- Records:
** START **

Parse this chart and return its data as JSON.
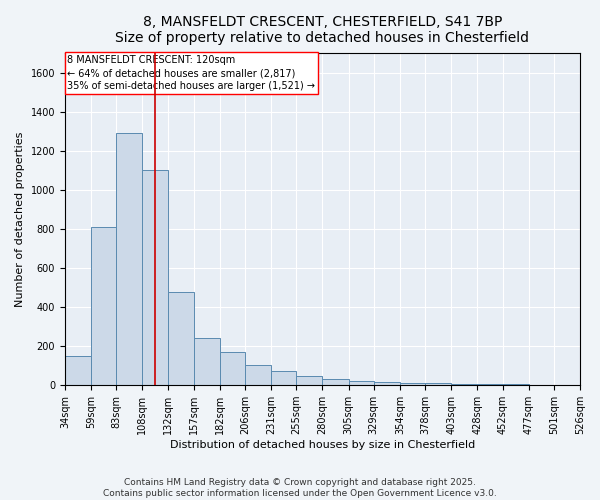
{
  "title_line1": "8, MANSFELDT CRESCENT, CHESTERFIELD, S41 7BP",
  "title_line2": "Size of property relative to detached houses in Chesterfield",
  "xlabel": "Distribution of detached houses by size in Chesterfield",
  "ylabel": "Number of detached properties",
  "annotation_line1": "8 MANSFELDT CRESCENT: 120sqm",
  "annotation_line2": "← 64% of detached houses are smaller (2,817)",
  "annotation_line3": "35% of semi-detached houses are larger (1,521) →",
  "property_size": 120,
  "bar_left_edges": [
    34,
    59,
    83,
    108,
    132,
    157,
    182,
    206,
    231,
    255,
    280,
    305,
    329,
    354,
    378,
    403,
    428,
    452,
    477,
    501
  ],
  "bar_widths": [
    25,
    24,
    25,
    24,
    25,
    25,
    24,
    25,
    24,
    25,
    25,
    24,
    25,
    24,
    25,
    25,
    24,
    25,
    24,
    25
  ],
  "bar_heights": [
    150,
    810,
    1290,
    1100,
    480,
    240,
    170,
    105,
    75,
    45,
    30,
    20,
    15,
    10,
    10,
    8,
    5,
    5,
    3,
    3
  ],
  "xlim": [
    34,
    526
  ],
  "ylim": [
    0,
    1700
  ],
  "yticks": [
    0,
    200,
    400,
    600,
    800,
    1000,
    1200,
    1400,
    1600
  ],
  "xtick_labels": [
    "34sqm",
    "59sqm",
    "83sqm",
    "108sqm",
    "132sqm",
    "157sqm",
    "182sqm",
    "206sqm",
    "231sqm",
    "255sqm",
    "280sqm",
    "305sqm",
    "329sqm",
    "354sqm",
    "378sqm",
    "403sqm",
    "428sqm",
    "452sqm",
    "477sqm",
    "501sqm",
    "526sqm"
  ],
  "xtick_positions": [
    34,
    59,
    83,
    108,
    132,
    157,
    182,
    206,
    231,
    255,
    280,
    305,
    329,
    354,
    378,
    403,
    428,
    452,
    477,
    501,
    526
  ],
  "bar_facecolor": "#ccd9e8",
  "bar_edgecolor": "#5a8ab0",
  "red_line_color": "#cc0000",
  "background_color": "#e8eef5",
  "fig_background_color": "#f0f4f8",
  "grid_color": "#ffffff",
  "footer_line1": "Contains HM Land Registry data © Crown copyright and database right 2025.",
  "footer_line2": "Contains public sector information licensed under the Open Government Licence v3.0.",
  "title_fontsize": 10,
  "axis_label_fontsize": 8,
  "tick_fontsize": 7,
  "annotation_fontsize": 7,
  "footer_fontsize": 6.5
}
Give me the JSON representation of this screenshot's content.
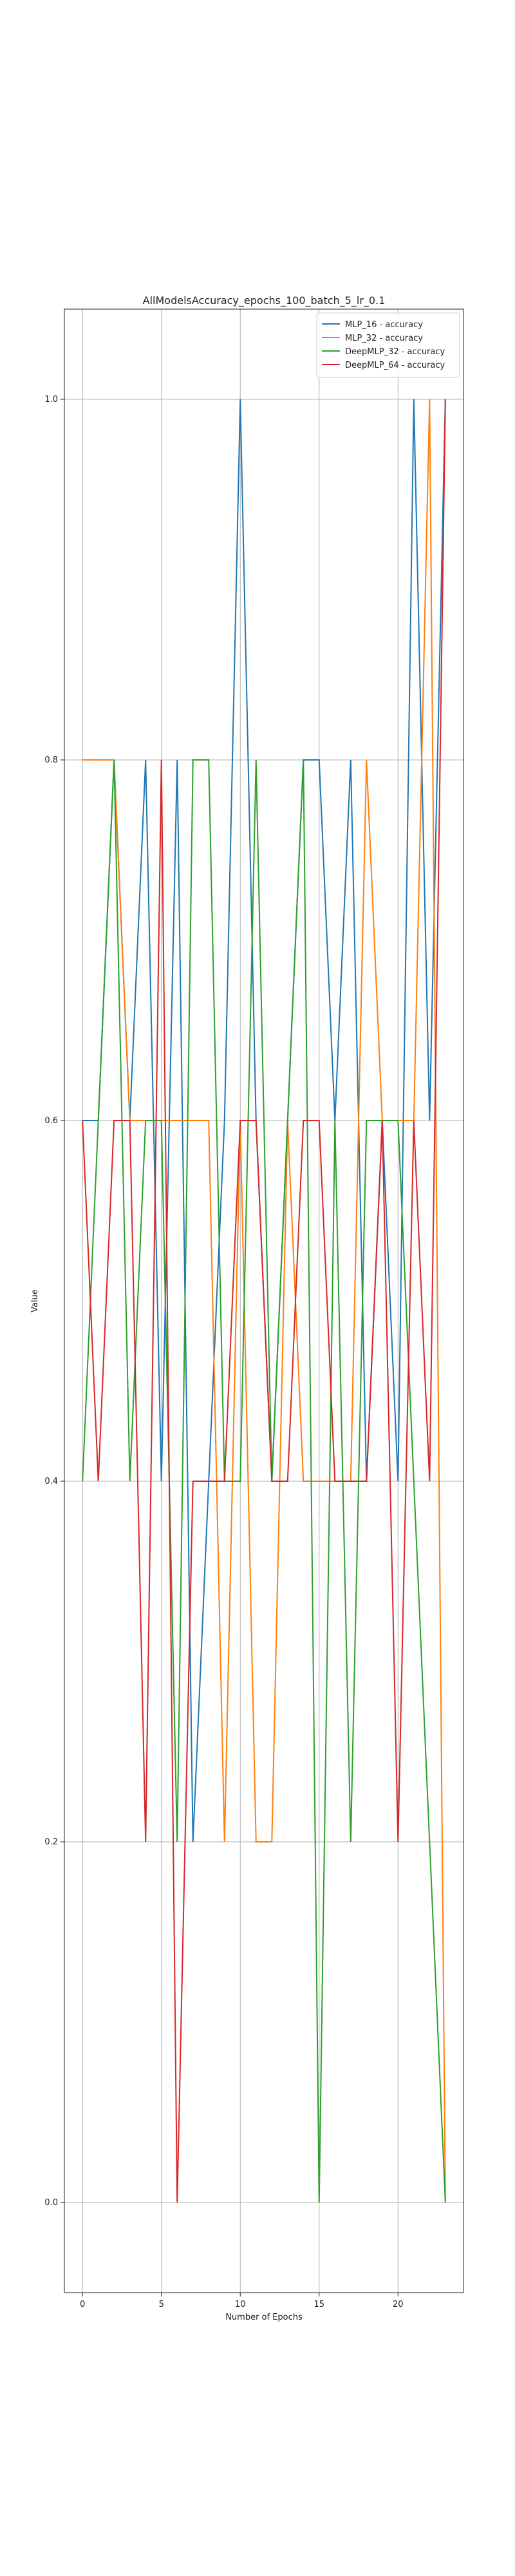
{
  "chart_data": {
    "type": "line",
    "title": "AllModelsAccuracy_epochs_100_batch_5_lr_0.1",
    "xlabel": "Number of Epochs",
    "ylabel": "Value",
    "xlim": [
      -1.15,
      24.15
    ],
    "ylim": [
      -0.05,
      1.05
    ],
    "xticks": [
      0,
      5,
      10,
      15,
      20
    ],
    "xtick_labels": [
      "0",
      "5",
      "10",
      "15",
      "20"
    ],
    "yticks": [
      0.0,
      0.2,
      0.4,
      0.6,
      0.8,
      1.0
    ],
    "ytick_labels": [
      "0.0",
      "0.2",
      "0.4",
      "0.6",
      "0.8",
      "1.0"
    ],
    "grid": true,
    "legend_position": "top-right",
    "x": [
      0,
      1,
      2,
      3,
      4,
      5,
      6,
      7,
      8,
      9,
      10,
      11,
      12,
      13,
      14,
      15,
      16,
      17,
      18,
      19,
      20,
      21,
      22,
      23
    ],
    "series": [
      {
        "name": "MLP_16 - accuracy",
        "color": "#1f77b4",
        "values": [
          0.6,
          0.6,
          0.8,
          0.6,
          0.8,
          0.4,
          0.8,
          0.2,
          0.4,
          0.6,
          1.0,
          0.6,
          0.4,
          0.6,
          0.8,
          0.8,
          0.6,
          0.8,
          0.4,
          0.6,
          0.4,
          1.0,
          0.6,
          1.0
        ]
      },
      {
        "name": "MLP_32 - accuracy",
        "color": "#ff7f0e",
        "values": [
          0.8,
          0.8,
          0.8,
          0.6,
          0.6,
          0.6,
          0.6,
          0.6,
          0.6,
          0.2,
          0.6,
          0.2,
          0.2,
          0.6,
          0.4,
          0.4,
          0.4,
          0.4,
          0.8,
          0.6,
          0.6,
          0.6,
          1.0,
          0.0
        ]
      },
      {
        "name": "DeepMLP_32 - accuracy",
        "color": "#2ca02c",
        "values": [
          0.4,
          0.6,
          0.8,
          0.4,
          0.6,
          0.6,
          0.2,
          0.8,
          0.8,
          0.4,
          0.4,
          0.8,
          0.4,
          0.6,
          0.8,
          0.0,
          0.6,
          0.2,
          0.6,
          0.6,
          0.6,
          0.4,
          0.2,
          0.0
        ]
      },
      {
        "name": "DeepMLP_64 - accuracy",
        "color": "#d62728",
        "values": [
          0.6,
          0.4,
          0.6,
          0.6,
          0.2,
          0.8,
          0.0,
          0.4,
          0.4,
          0.4,
          0.6,
          0.6,
          0.4,
          0.4,
          0.6,
          0.6,
          0.4,
          0.4,
          0.4,
          0.6,
          0.2,
          0.6,
          0.4,
          1.0
        ]
      }
    ]
  }
}
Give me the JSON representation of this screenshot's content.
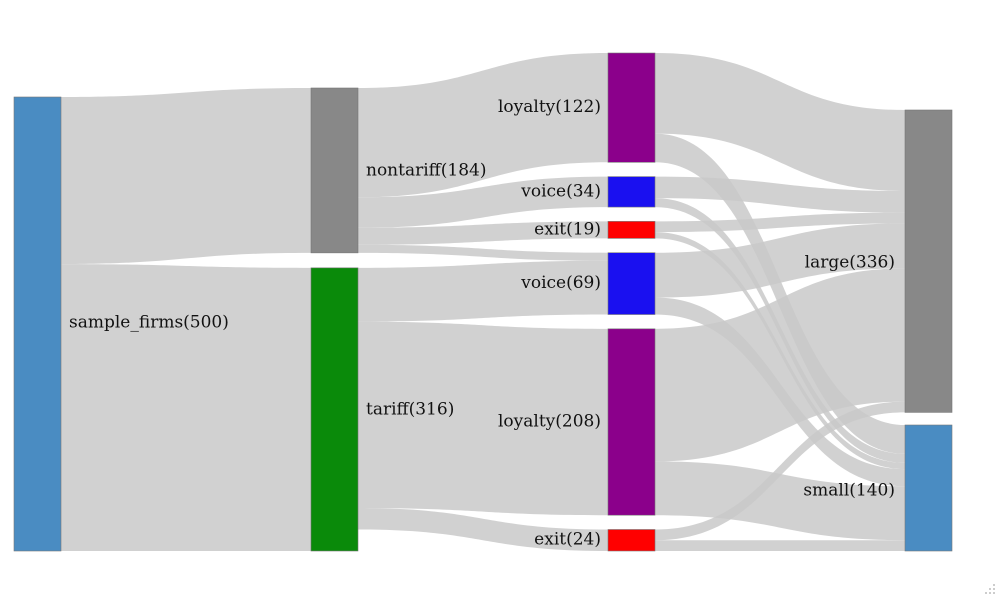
{
  "chart_data": {
    "type": "sankey",
    "columns": [
      [
        "sample_firms"
      ],
      [
        "nontariff",
        "tariff"
      ],
      [
        "nt_loyalty",
        "nt_voice",
        "nt_exit",
        "t_voice",
        "t_loyalty",
        "t_exit"
      ],
      [
        "large",
        "small"
      ]
    ],
    "nodes": [
      {
        "id": "sample_firms",
        "label": "sample_firms(500)",
        "value": 500,
        "color": "#4a8cc2"
      },
      {
        "id": "nontariff",
        "label": "nontariff(184)",
        "value": 184,
        "color": "#888888"
      },
      {
        "id": "tariff",
        "label": "tariff(316)",
        "value": 316,
        "color": "#0a8a0a"
      },
      {
        "id": "nt_loyalty",
        "label": "loyalty(122)",
        "value": 122,
        "color": "#8b008b"
      },
      {
        "id": "nt_voice",
        "label": "voice(34)",
        "value": 34,
        "color": "#1a10f0"
      },
      {
        "id": "nt_exit",
        "label": "exit(19)",
        "value": 19,
        "color": "#ff0000"
      },
      {
        "id": "t_voice",
        "label": "voice(69)",
        "value": 69,
        "color": "#1a10f0"
      },
      {
        "id": "t_loyalty",
        "label": "loyalty(208)",
        "value": 208,
        "color": "#8b008b"
      },
      {
        "id": "t_exit",
        "label": "exit(24)",
        "value": 24,
        "color": "#ff0000"
      },
      {
        "id": "large",
        "label": "large(336)",
        "value": 336,
        "color": "#888888"
      },
      {
        "id": "small",
        "label": "small(140)",
        "value": 140,
        "color": "#4a8cc2"
      }
    ],
    "links": [
      {
        "source": "sample_firms",
        "target": "nontariff",
        "value": 184
      },
      {
        "source": "sample_firms",
        "target": "tariff",
        "value": 316
      },
      {
        "source": "nontariff",
        "target": "nt_loyalty",
        "value": 122
      },
      {
        "source": "nontariff",
        "target": "nt_voice",
        "value": 34
      },
      {
        "source": "nontariff",
        "target": "nt_exit",
        "value": 19
      },
      {
        "source": "nontariff",
        "target": "t_voice",
        "value": 9
      },
      {
        "source": "tariff",
        "target": "t_voice",
        "value": 60
      },
      {
        "source": "tariff",
        "target": "t_loyalty",
        "value": 208
      },
      {
        "source": "tariff",
        "target": "t_exit",
        "value": 24
      },
      {
        "source": "nt_loyalty",
        "target": "large",
        "value": 90
      },
      {
        "source": "nt_loyalty",
        "target": "small",
        "value": 32
      },
      {
        "source": "nt_voice",
        "target": "large",
        "value": 24
      },
      {
        "source": "nt_voice",
        "target": "small",
        "value": 10
      },
      {
        "source": "nt_exit",
        "target": "large",
        "value": 12
      },
      {
        "source": "nt_exit",
        "target": "small",
        "value": 7
      },
      {
        "source": "t_voice",
        "target": "large",
        "value": 50
      },
      {
        "source": "t_voice",
        "target": "small",
        "value": 19
      },
      {
        "source": "t_loyalty",
        "target": "large",
        "value": 148
      },
      {
        "source": "t_loyalty",
        "target": "small",
        "value": 60
      },
      {
        "source": "t_exit",
        "target": "large",
        "value": 12
      },
      {
        "source": "t_exit",
        "target": "small",
        "value": 12
      }
    ]
  }
}
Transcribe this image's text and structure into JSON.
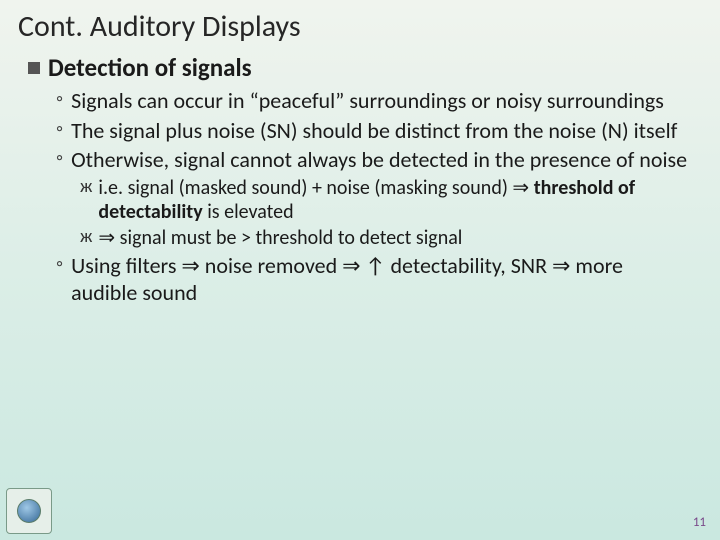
{
  "slide": {
    "title": "Cont. Auditory Displays",
    "heading": "Detection of signals",
    "bullets_level2": [
      "Signals can occur in “peaceful” surroundings or noisy surroundings",
      "The signal plus noise (SN) should be distinct from the noise (N) itself",
      "Otherwise, signal cannot always be detected in the presence of noise"
    ],
    "bullets_level3_a_pre": "i.e. signal (masked sound) + noise (masking sound) ⇒ ",
    "bullets_level3_a_bold": "threshold of detectability",
    "bullets_level3_a_post": " is elevated",
    "bullets_level3_b": "⇒ signal must be > threshold to detect signal",
    "bullets_level2_last": "Using filters ⇒ noise removed ⇒ ↑ detectability, SNR ⇒ more audible sound",
    "page_number": "11"
  },
  "style": {
    "background_gradient_top": "#f0f4ee",
    "background_gradient_bottom": "#cae8e0",
    "title_fontsize_pt": 30,
    "h1_fontsize_pt": 25,
    "h2_fontsize_pt": 22,
    "h3_fontsize_pt": 20,
    "text_color": "#1a1a1a",
    "pagenum_color": "#7a4a8a",
    "h1_bullet_glyph": "▪",
    "h2_bullet_glyph": "◦",
    "h3_bullet_glyph": "ж"
  }
}
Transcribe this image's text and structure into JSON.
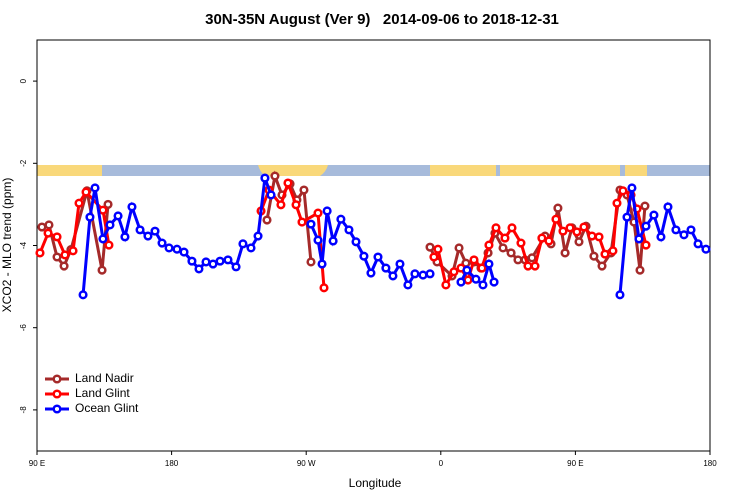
{
  "chart_data": {
    "type": "line",
    "title": "30N-35N August (Ver 9)   2014-09-06 to 2018-12-31",
    "x_label": "Longitude",
    "y_label": "XCO2 - MLO trend (ppm)",
    "xlim": [
      90,
      540
    ],
    "xticks": [
      {
        "value": 90,
        "label": "90 E"
      },
      {
        "value": 180,
        "label": "180"
      },
      {
        "value": 270,
        "label": "90 W"
      },
      {
        "value": 360,
        "label": "0"
      },
      {
        "value": 450,
        "label": "90 E"
      },
      {
        "value": 540,
        "label": "180"
      }
    ],
    "ylim": [
      -9,
      1
    ],
    "yticks": [
      -8,
      -6,
      -4,
      -2,
      0
    ],
    "legend": "bottom-left",
    "series": [
      {
        "name": "Land Nadir",
        "color": "#a52a2a",
        "x": [
          93.3,
          98.0,
          103.4,
          108.1,
          112.7,
          123.4,
          133.5,
          137.5,
          null,
          243.8,
          249.1,
          253.8,
          259.2,
          263.8,
          268.5,
          273.2,
          null,
          352.8,
          357.5,
          367.5,
          372.2,
          376.8,
          382.2,
          386.9,
          391.6,
          396.2,
          401.6,
          407.0,
          411.6,
          416.3,
          421.0,
          429.7,
          433.7,
          438.3,
          443.1,
          447.7,
          452.4,
          457.1,
          462.4,
          467.8,
          473.8,
          479.8,
          484.5,
          489.2,
          493.2,
          496.5
        ],
        "values": [
          -3.55,
          -3.5,
          -4.28,
          -4.5,
          -4.1,
          -2.67,
          -4.6,
          -3.0,
          null,
          -3.38,
          -2.31,
          -2.77,
          -2.5,
          -2.89,
          -2.65,
          -4.4,
          null,
          -4.04,
          -4.4,
          -4.74,
          -4.06,
          -4.43,
          -4.4,
          -4.55,
          -4.18,
          -3.7,
          -4.06,
          -4.18,
          -4.35,
          -4.35,
          -4.3,
          -3.77,
          -3.96,
          -3.09,
          -4.18,
          -3.57,
          -3.91,
          -3.53,
          -4.26,
          -4.5,
          -4.18,
          -2.65,
          -2.77,
          -3.43,
          -4.6,
          -3.04
        ]
      },
      {
        "name": "Land Glint",
        "color": "#ff0000",
        "x": [
          92.0,
          97.4,
          103.4,
          108.7,
          114.1,
          118.1,
          122.8,
          134.1,
          138.1,
          null,
          239.8,
          245.1,
          253.1,
          257.8,
          263.2,
          267.2,
          277.9,
          281.9,
          null,
          355.4,
          358.1,
          363.4,
          368.8,
          373.5,
          378.2,
          382.2,
          387.5,
          392.2,
          396.9,
          402.9,
          407.6,
          413.6,
          418.3,
          423.0,
          427.6,
          432.3,
          437.0,
          441.7,
          446.4,
          451.0,
          455.7,
          461.1,
          465.8,
          469.8,
          475.1,
          477.8,
          481.8,
          487.2,
          491.2,
          497.2
        ],
        "values": [
          -4.18,
          -3.7,
          -3.79,
          -4.23,
          -4.13,
          -2.97,
          -2.7,
          -3.14,
          -3.99,
          null,
          -3.16,
          -2.65,
          -3.01,
          -2.48,
          -3.01,
          -3.43,
          -3.21,
          -5.03,
          null,
          -4.28,
          -4.09,
          -4.96,
          -4.64,
          -4.55,
          -4.84,
          -4.35,
          -4.55,
          -3.99,
          -3.57,
          -3.82,
          -3.57,
          -3.94,
          -4.5,
          -4.5,
          -3.82,
          -3.89,
          -3.36,
          -3.65,
          -3.57,
          -3.67,
          -3.55,
          -3.77,
          -3.79,
          -4.21,
          -4.13,
          -2.97,
          -2.67,
          -2.77,
          -3.11,
          -3.99
        ]
      },
      {
        "name": "Ocean Glint",
        "color": "#0000ff",
        "x": [
          120.8,
          125.4,
          128.8,
          134.1,
          138.8,
          144.2,
          148.8,
          153.5,
          158.9,
          164.2,
          168.9,
          173.6,
          178.3,
          183.6,
          188.3,
          193.6,
          198.3,
          203.0,
          207.7,
          212.4,
          217.7,
          223.1,
          227.7,
          233.1,
          237.8,
          242.4,
          246.5,
          null,
          273.2,
          277.9,
          280.6,
          284.0,
          288.0,
          293.2,
          298.6,
          303.3,
          308.6,
          313.3,
          318.0,
          323.3,
          328.0,
          332.7,
          338.0,
          342.7,
          348.1,
          352.8,
          null,
          373.5,
          377.5,
          383.5,
          388.2,
          392.2,
          395.6,
          null,
          479.8,
          484.5,
          487.8,
          492.5,
          497.2,
          502.5,
          507.2,
          511.9,
          517.2,
          522.6,
          527.3,
          532.0,
          537.3
        ],
        "values": [
          -5.2,
          -3.31,
          -2.6,
          -3.84,
          -3.5,
          -3.28,
          -3.79,
          -3.06,
          -3.62,
          -3.77,
          -3.65,
          -3.94,
          -4.06,
          -4.09,
          -4.16,
          -4.38,
          -4.57,
          -4.4,
          -4.45,
          -4.38,
          -4.35,
          -4.52,
          -3.96,
          -4.06,
          -3.77,
          -2.36,
          -2.77,
          null,
          -3.48,
          -3.87,
          -4.45,
          -3.16,
          -3.89,
          -3.36,
          -3.62,
          -3.91,
          -4.26,
          -4.67,
          -4.28,
          -4.55,
          -4.74,
          -4.45,
          -4.96,
          -4.69,
          -4.72,
          -4.69,
          null,
          -4.89,
          -4.6,
          -4.82,
          -4.96,
          -4.45,
          -4.89,
          null,
          -5.2,
          -3.31,
          -2.6,
          -3.84,
          -3.53,
          -3.26,
          -3.79,
          -3.06,
          -3.62,
          -3.74,
          -3.62,
          -3.96,
          -4.09
        ]
      }
    ]
  }
}
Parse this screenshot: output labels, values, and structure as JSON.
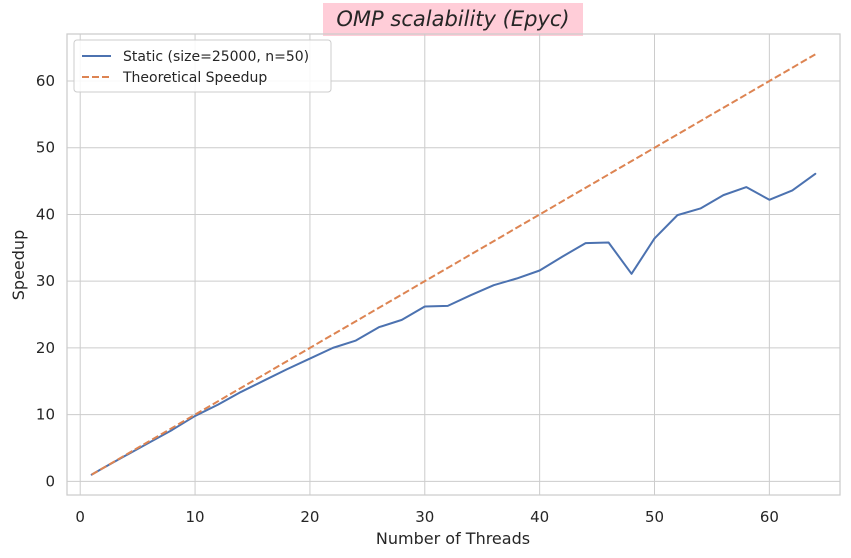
{
  "chart_data": {
    "type": "line",
    "title": "OMP scalability (Epyc)",
    "xlabel": "Number of Threads",
    "ylabel": "Speedup",
    "xlim": [
      -1.15,
      66.15
    ],
    "ylim": [
      -2.05,
      67.05
    ],
    "xticks": [
      0,
      10,
      20,
      30,
      40,
      50,
      60
    ],
    "yticks": [
      0,
      10,
      20,
      30,
      40,
      50,
      60
    ],
    "grid": true,
    "legend_position": "upper-left",
    "title_background": "#ffcdd8",
    "series": [
      {
        "name": "Static (size=25000, n=50)",
        "color": "#4c72b0",
        "linestyle": "solid",
        "x": [
          1,
          2,
          4,
          6,
          8,
          10,
          12,
          14,
          16,
          18,
          20,
          22,
          24,
          26,
          28,
          30,
          32,
          34,
          36,
          38,
          40,
          42,
          44,
          46,
          48,
          50,
          52,
          54,
          56,
          58,
          60,
          62,
          64
        ],
        "values": [
          1.0,
          2.0,
          3.9,
          5.8,
          7.7,
          9.8,
          11.5,
          13.4,
          15.1,
          16.8,
          18.4,
          20.0,
          21.1,
          23.1,
          24.2,
          26.2,
          26.3,
          27.9,
          29.4,
          30.4,
          31.6,
          33.7,
          35.7,
          35.8,
          31.1,
          36.4,
          39.9,
          40.9,
          42.9,
          44.1,
          42.2,
          43.6,
          46.1
        ]
      },
      {
        "name": "Theoretical Speedup",
        "color": "#dd8452",
        "linestyle": "dashed",
        "x": [
          1,
          64
        ],
        "values": [
          1,
          64
        ]
      }
    ]
  }
}
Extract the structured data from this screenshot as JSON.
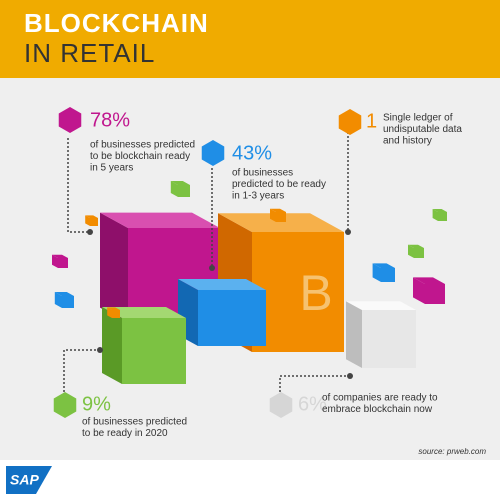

** END **

- DIRECTION:
Every line containing the string "MANSFELDT" must be listed.

- RESULT OF THIS EXERCISE:
  "title_line1": "8, MANSFELDT CRESCENT, CHESTERFIELD, S41 7BP",
  "annotation_line1": "8 MANSFELDT CRESCENT: 120sqm",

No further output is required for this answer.